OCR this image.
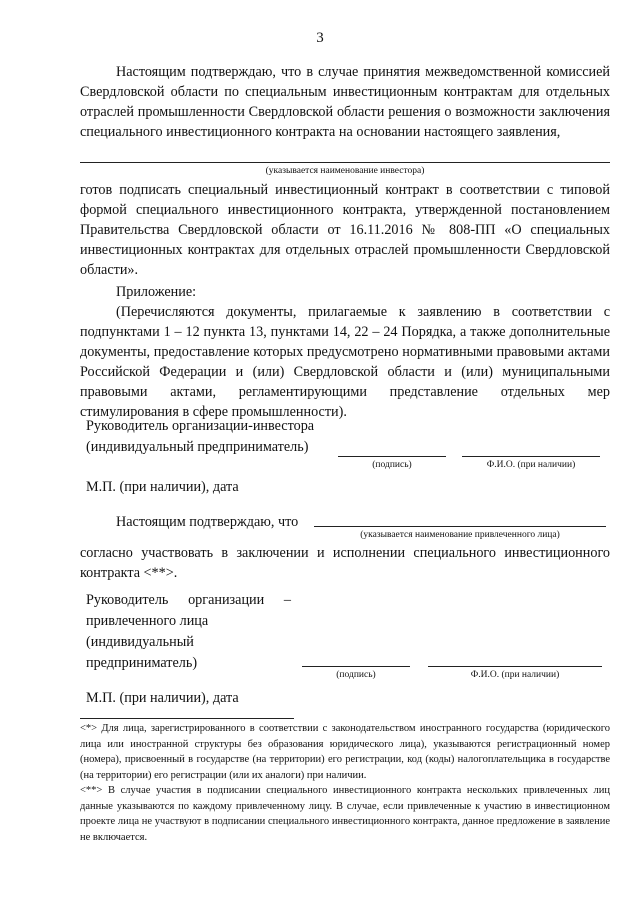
3

Настоящим подтверждаю, что в случае принятия межведомственной комиссией Свердловской области по специальным инвестиционным контрактам для отдельных отраслей промышленности Свердловской области решения о возможности заключения специального инвестиционного контракта на основании настоящего заявления,

(указывается наименование инвестора)

готов подписать специальный инвестиционный контракт в соответствии с типовой формой специального инвестиционного контракта, утвержденной постановлением Правительства Свердловской области от 16.11.2016 № 808-ПП «О специальных инвестиционных контрактах для отдельных отраслей промышленности Свердловской области».

Приложение:

(Перечисляются документы, прилагаемые к заявлению в соответствии с подпунктами 1 – 12 пункта 13, пунктами 14, 22 – 24 Порядка, а также дополнительные документы, предоставление которых предусмотрено нормативными правовыми актами Российской Федерации и (или) Свердловской области и (или) муниципальными правовыми актами, регламентирующими представление отдельных мер стимулирования в сфере промышленности).

Руководитель организации-инвестора
(индивидуальный предприниматель)
(подпись)	Ф.И.О. (при наличии)
М.П. (при наличии), дата
Настоящим подтверждаю, что
(указывается наименование привлеченного лица)

согласно участвовать в заключении и исполнении специального инвестиционного контракта <**>.

Руководитель организации –
привлеченного лица
(индивидуальный
предприниматель)
(подпись)	Ф.И.О. (при наличии)
М.П. (при наличии), дата

<*> Для лица, зарегистрированного в соответствии с законодательством иностранного государства (юридического лица или иностранной структуры без образования юридического лица), указываются регистрационный номер (номера), присвоенный в государстве (на территории) его регистрации, код (коды) налогоплательщика в государстве (на территории) его регистрации (или их аналоги) при наличии.

<**> В случае участия в подписании специального инвестиционного контракта нескольких привлеченных лиц данные указываются по каждому привлеченному лицу. В случае, если привлеченные к участию в инвестиционном проекте лица не участвуют в подписании специального инвестиционного контракта, данное предложение в заявление не включается.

**GIVEN INSTRUCTION**.
Pull out all lines in the data above that include "подтверждаю".

**TASK RESULT**.
Настоящим подтверждаю, что в случае принятия межведомственной комиссией Свердловской области по специальным инвестиционным контрактам для отдельных отраслей промышленности Свердловской области решения о возможности заключения специального инвестиционного контракта на основании настоящего заявления,
Настоящим подтверждаю, что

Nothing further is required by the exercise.